** START **

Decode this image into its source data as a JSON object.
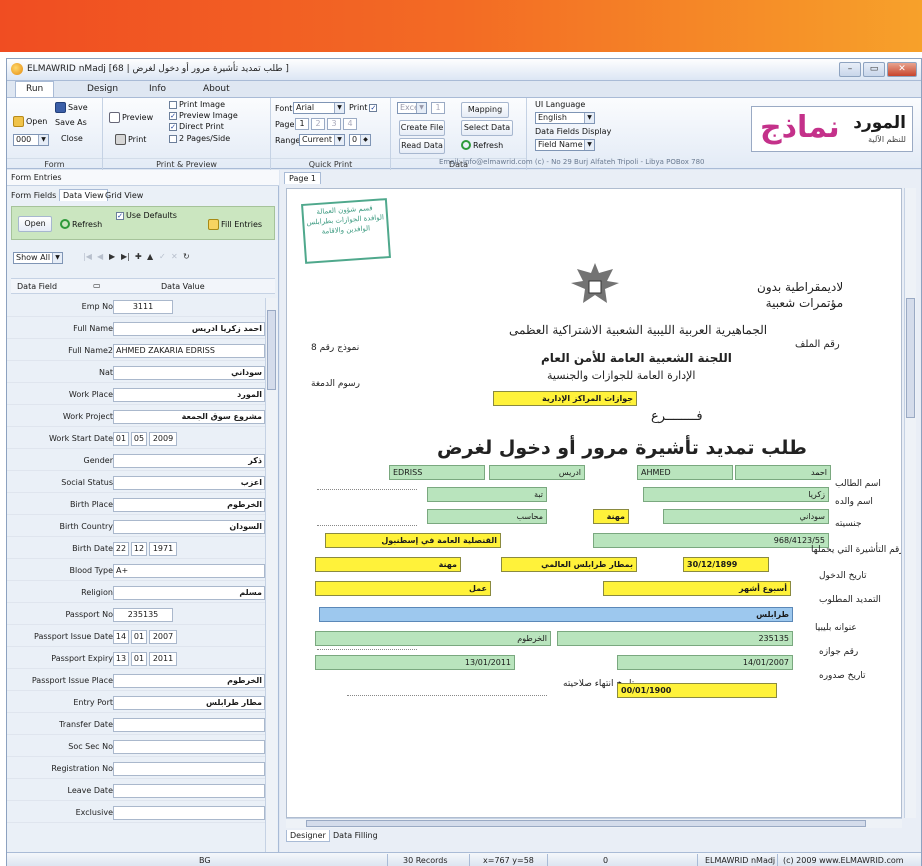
{
  "window": {
    "title": "ELMAWRID nMadj [68 | طلب تمديد تأشيرة مرور أو دخول لغرض ]",
    "controls": [
      "–",
      "▭",
      "✕"
    ]
  },
  "ribbon_tabs": [
    "Run",
    "Design",
    "Info",
    "About"
  ],
  "ribbon": {
    "form": {
      "open": "Open",
      "save": "Save",
      "save_as": "Save As",
      "close": "Close",
      "combo_value": "000",
      "label": "Form"
    },
    "print_preview": {
      "preview": "Preview",
      "print": "Print",
      "opt_print_image": "Print Image",
      "opt_preview_image": "Preview Image",
      "opt_direct_print": "Direct Print",
      "opt_two_pages": "2 Pages/Side",
      "label": "Print & Preview"
    },
    "quick_print": {
      "font_label": "Font",
      "font_value": "Arial",
      "print_label": "Print",
      "page_label": "Page",
      "pages": [
        "1",
        "2",
        "3",
        "4"
      ],
      "range_label": "Range",
      "range_value": "Current",
      "range_num": "0",
      "label": "Quick Print"
    },
    "data": {
      "excel_value": "Excel",
      "excel_num": "1",
      "create_file": "Create File",
      "read_data": "Read Data",
      "mapping": "Mapping",
      "select_data": "Select Data",
      "refresh": "Refresh",
      "label": "Data"
    },
    "ui": {
      "language_label": "UI Language",
      "language_value": "English",
      "fields_display_label": "Data Fields Display",
      "fields_display_value": "Field Name"
    },
    "email_line": "Email: info@elmawrid.com (c) - No 29 Burj Alfateh Tripoli - Libya POBox 780"
  },
  "logo": {
    "big": "نماذج",
    "small": "المورد",
    "tag": "للنظم الآلية"
  },
  "left_pane": {
    "header": "Form Entries",
    "tabs": [
      "Form Fields",
      "Data View",
      "Grid View"
    ],
    "open": "Open",
    "refresh": "Refresh",
    "use_defaults": "Use Defaults",
    "fill_entries": "Fill Entries",
    "show_all": "Show All",
    "col_field": "Data Field",
    "col_value": "Data Value",
    "fields": [
      {
        "label": "Emp No",
        "value": "3111",
        "kind": "num"
      },
      {
        "label": "Full Name",
        "value": "احمد زكريا ادريس",
        "kind": "rtl"
      },
      {
        "label": "Full Name2",
        "value": "AHMED ZAKARIA EDRISS",
        "kind": "text"
      },
      {
        "label": "Nat",
        "value": "سوداني",
        "kind": "rtl"
      },
      {
        "label": "Work Place",
        "value": "المورد",
        "kind": "rtl"
      },
      {
        "label": "Work Project",
        "value": "مشروع سوق الجمعة",
        "kind": "rtl"
      },
      {
        "label": "Work Start Date",
        "value": [
          "01",
          "05",
          "2009"
        ],
        "kind": "date"
      },
      {
        "label": "Gender",
        "value": "ذكر",
        "kind": "rtl"
      },
      {
        "label": "Social Status",
        "value": "اعزب",
        "kind": "rtl"
      },
      {
        "label": "Birth Place",
        "value": "الخرطوم",
        "kind": "rtl"
      },
      {
        "label": "Birth Country",
        "value": "السودان",
        "kind": "rtl"
      },
      {
        "label": "Birth Date",
        "value": [
          "22",
          "12",
          "1971"
        ],
        "kind": "date"
      },
      {
        "label": "Blood Type",
        "value": "A+",
        "kind": "text"
      },
      {
        "label": "Religion",
        "value": "مسلم",
        "kind": "rtl"
      },
      {
        "label": "Passport No",
        "value": "235135",
        "kind": "num"
      },
      {
        "label": "Passport Issue Date",
        "value": [
          "14",
          "01",
          "2007"
        ],
        "kind": "date"
      },
      {
        "label": "Passport Expiry",
        "value": [
          "13",
          "01",
          "2011"
        ],
        "kind": "date"
      },
      {
        "label": "Passport Issue Place",
        "value": "الخرطوم",
        "kind": "rtl"
      },
      {
        "label": "Entry Port",
        "value": "مطار طرابلس",
        "kind": "rtl"
      },
      {
        "label": "Transfer Date",
        "value": "",
        "kind": "text"
      },
      {
        "label": "Soc Sec No",
        "value": "",
        "kind": "text"
      },
      {
        "label": "Registration No",
        "value": "",
        "kind": "text"
      },
      {
        "label": "Leave Date",
        "value": "",
        "kind": "text"
      },
      {
        "label": "Exclusive",
        "value": "",
        "kind": "text"
      }
    ]
  },
  "right_pane": {
    "page_tab": "Page 1",
    "bottom_tabs": [
      "Designer",
      "Data Filling"
    ]
  },
  "document": {
    "stamp": "قسم شؤون العمالة الوافدة الجوازات بطرابلس الوافدين والاقامة",
    "slogan": "لاديمقراطية بدون\nمؤتمرات شعبية",
    "state_name": "الجماهيرية العربية الليبية الشعبية الاشتراكية العظمى",
    "committee": "اللجنة الشعبية العامة للأمن العام",
    "department": "الإدارة العامة للجوازات والجنسية",
    "branch_label": "فــــــــرع",
    "branch_value": "جوازات المراكز الإدارية",
    "model_no": "نموذج رقم 8",
    "stamp_fees": "رسوم الدمغة",
    "file_no": "رقم الملف",
    "form_title": "طلب تمديد تأشيرة مرور أو دخول لغرض",
    "labels": {
      "applicant": "اسم الطالب",
      "father": "اسم والده",
      "nationality": "جنسيته",
      "visa_no": "رقم التأشيرة التي يحملها",
      "entry_date": "تاريخ الدخول",
      "extension": "التمديد المطلوب",
      "libya_address": "عنوانه بليبيا",
      "passport_no": "رقم جوازه",
      "issue_date": "تاريخ صدوره",
      "expiry_date": "تاريخ انتهاء صلاحيته"
    },
    "cells": {
      "name_en_last": "EDRISS",
      "name_ar_last": "ادريس",
      "name_en_first": "AHMED",
      "name_ar_first": "احمد",
      "father": "زكريا",
      "nationality_a": "تبة",
      "profession": "محاسب",
      "mother_label": "مهنة",
      "sudanese": "سوداني",
      "visa_no": "968/4123/55",
      "visa_office": "القنصلية العامة في إسطنبول",
      "entry_port": "بمطار طرابلس العالمي",
      "entry_label": "مهنة",
      "entry_date": "30/12/1899",
      "extension_period": "أسبوع أشهر",
      "purpose": "عمل",
      "address": "طرابلس",
      "issue_place": "الخرطوم",
      "passport_no": "235135",
      "expiry": "13/01/2011",
      "issue_date": "14/01/2007",
      "last_row": "00/01/1900"
    }
  },
  "status_bar": {
    "left": "BG",
    "records": "30 Records",
    "coords": "x=767 y=58",
    "zero": "0",
    "app": "ELMAWRID nMadj",
    "copyright": "(c) 2009 www.ELMAWRID.com"
  }
}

** END **

- _Problem description_: Transcribe all of the records above character for character. Exclude the pictures.

- _Solved exercise_:
Decode this image into its source data as a JSON object.
{
  "window": {
    "title": "ELMAWRID nMadj [68 | طلب تمديد تأشيرة مرور أو دخول لغرض ]",
    "controls": [
      "–",
      "▭",
      "✕"
    ]
  },
  "ribbon_tabs": [
    "Run",
    "Design",
    "Info",
    "About"
  ],
  "ribbon": {
    "form": {
      "open": "Open",
      "save": "Save",
      "save_as": "Save As",
      "close": "Close",
      "combo_value": "000",
      "label": "Form"
    },
    "print_preview": {
      "preview": "Preview",
      "print": "Print",
      "opt_print_image": "Print Image",
      "opt_preview_image": "Preview Image",
      "opt_direct_print": "Direct Print",
      "opt_two_pages": "2 Pages/Side",
      "label": "Print & Preview"
    },
    "quick_print": {
      "font_label": "Font",
      "font_value": "Arial",
      "print_label": "Print",
      "page_label": "Page",
      "pages": [
        "1",
        "2",
        "3",
        "4"
      ],
      "range_label": "Range",
      "range_value": "Current",
      "range_num": "0",
      "label": "Quick Print"
    },
    "data": {
      "excel_value": "Excel",
      "excel_num": "1",
      "create_file": "Create File",
      "read_data": "Read Data",
      "mapping": "Mapping",
      "select_data": "Select Data",
      "refresh": "Refresh",
      "label": "Data"
    },
    "ui": {
      "language_label": "UI Language",
      "language_value": "English",
      "fields_display_label": "Data Fields Display",
      "fields_display_value": "Field Name"
    },
    "email_line": "Email: info@elmawrid.com (c) - No 29 Burj Alfateh Tripoli - Libya POBox 780"
  },
  "logo": {
    "big": "نماذج",
    "small": "المورد",
    "tag": "للنظم الآلية"
  },
  "left_pane": {
    "header": "Form Entries",
    "tabs": [
      "Form Fields",
      "Data View",
      "Grid View"
    ],
    "open": "Open",
    "refresh": "Refresh",
    "use_defaults": "Use Defaults",
    "fill_entries": "Fill Entries",
    "show_all": "Show All",
    "col_field": "Data Field",
    "col_value": "Data Value",
    "fields": [
      {
        "label": "Emp No",
        "value": "3111",
        "kind": "num"
      },
      {
        "label": "Full Name",
        "value": "احمد زكريا ادريس",
        "kind": "rtl"
      },
      {
        "label": "Full Name2",
        "value": "AHMED ZAKARIA EDRISS",
        "kind": "text"
      },
      {
        "label": "Nat",
        "value": "سوداني",
        "kind": "rtl"
      },
      {
        "label": "Work Place",
        "value": "المورد",
        "kind": "rtl"
      },
      {
        "label": "Work Project",
        "value": "مشروع سوق الجمعة",
        "kind": "rtl"
      },
      {
        "label": "Work Start Date",
        "value": [
          "01",
          "05",
          "2009"
        ],
        "kind": "date"
      },
      {
        "label": "Gender",
        "value": "ذكر",
        "kind": "rtl"
      },
      {
        "label": "Social Status",
        "value": "اعزب",
        "kind": "rtl"
      },
      {
        "label": "Birth Place",
        "value": "الخرطوم",
        "kind": "rtl"
      },
      {
        "label": "Birth Country",
        "value": "السودان",
        "kind": "rtl"
      },
      {
        "label": "Birth Date",
        "value": [
          "22",
          "12",
          "1971"
        ],
        "kind": "date"
      },
      {
        "label": "Blood Type",
        "value": "A+",
        "kind": "text"
      },
      {
        "label": "Religion",
        "value": "مسلم",
        "kind": "rtl"
      },
      {
        "label": "Passport No",
        "value": "235135",
        "kind": "num"
      },
      {
        "label": "Passport Issue Date",
        "value": [
          "14",
          "01",
          "2007"
        ],
        "kind": "date"
      },
      {
        "label": "Passport Expiry",
        "value": [
          "13",
          "01",
          "2011"
        ],
        "kind": "date"
      },
      {
        "label": "Passport Issue Place",
        "value": "الخرطوم",
        "kind": "rtl"
      },
      {
        "label": "Entry Port",
        "value": "مطار طرابلس",
        "kind": "rtl"
      },
      {
        "label": "Transfer Date",
        "value": "",
        "kind": "text"
      },
      {
        "label": "Soc Sec No",
        "value": "",
        "kind": "text"
      },
      {
        "label": "Registration No",
        "value": "",
        "kind": "text"
      },
      {
        "label": "Leave Date",
        "value": "",
        "kind": "text"
      },
      {
        "label": "Exclusive",
        "value": "",
        "kind": "text"
      }
    ]
  },
  "right_pane": {
    "page_tab": "Page 1",
    "bottom_tabs": [
      "Designer",
      "Data Filling"
    ]
  },
  "document": {
    "stamp": "قسم شؤون العمالة الوافدة الجوازات بطرابلس الوافدين والاقامة",
    "slogan": "لاديمقراطية بدون\nمؤتمرات شعبية",
    "state_name": "الجماهيرية العربية الليبية الشعبية الاشتراكية العظمى",
    "committee": "اللجنة الشعبية العامة للأمن العام",
    "department": "الإدارة العامة للجوازات والجنسية",
    "branch_label": "فــــــــرع",
    "branch_value": "جوازات المراكز الإدارية",
    "model_no": "نموذج رقم 8",
    "stamp_fees": "رسوم الدمغة",
    "file_no": "رقم الملف",
    "form_title": "طلب تمديد تأشيرة مرور أو دخول لغرض",
    "labels": {
      "applicant": "اسم الطالب",
      "father": "اسم والده",
      "nationality": "جنسيته",
      "visa_no": "رقم التأشيرة التي يحملها",
      "entry_date": "تاريخ الدخول",
      "extension": "التمديد المطلوب",
      "libya_address": "عنوانه بليبيا",
      "passport_no": "رقم جوازه",
      "issue_date": "تاريخ صدوره",
      "expiry_date": "تاريخ انتهاء صلاحيته"
    },
    "cells": {
      "name_en_last": "EDRISS",
      "name_ar_last": "ادريس",
      "name_en_first": "AHMED",
      "name_ar_first": "احمد",
      "father": "زكريا",
      "nationality_a": "تبة",
      "profession": "محاسب",
      "mother_label": "مهنة",
      "sudanese": "سوداني",
      "visa_no": "968/4123/55",
      "visa_office": "القنصلية العامة في إسطنبول",
      "entry_port": "بمطار طرابلس العالمي",
      "entry_label": "مهنة",
      "entry_date": "30/12/1899",
      "extension_period": "أسبوع أشهر",
      "purpose": "عمل",
      "address": "طرابلس",
      "issue_place": "الخرطوم",
      "passport_no": "235135",
      "expiry": "13/01/2011",
      "issue_date": "14/01/2007",
      "last_row": "00/01/1900"
    }
  },
  "status_bar": {
    "left": "BG",
    "records": "30 Records",
    "coords": "x=767 y=58",
    "zero": "0",
    "app": "ELMAWRID nMadj",
    "copyright": "(c) 2009 www.ELMAWRID.com"
  }
}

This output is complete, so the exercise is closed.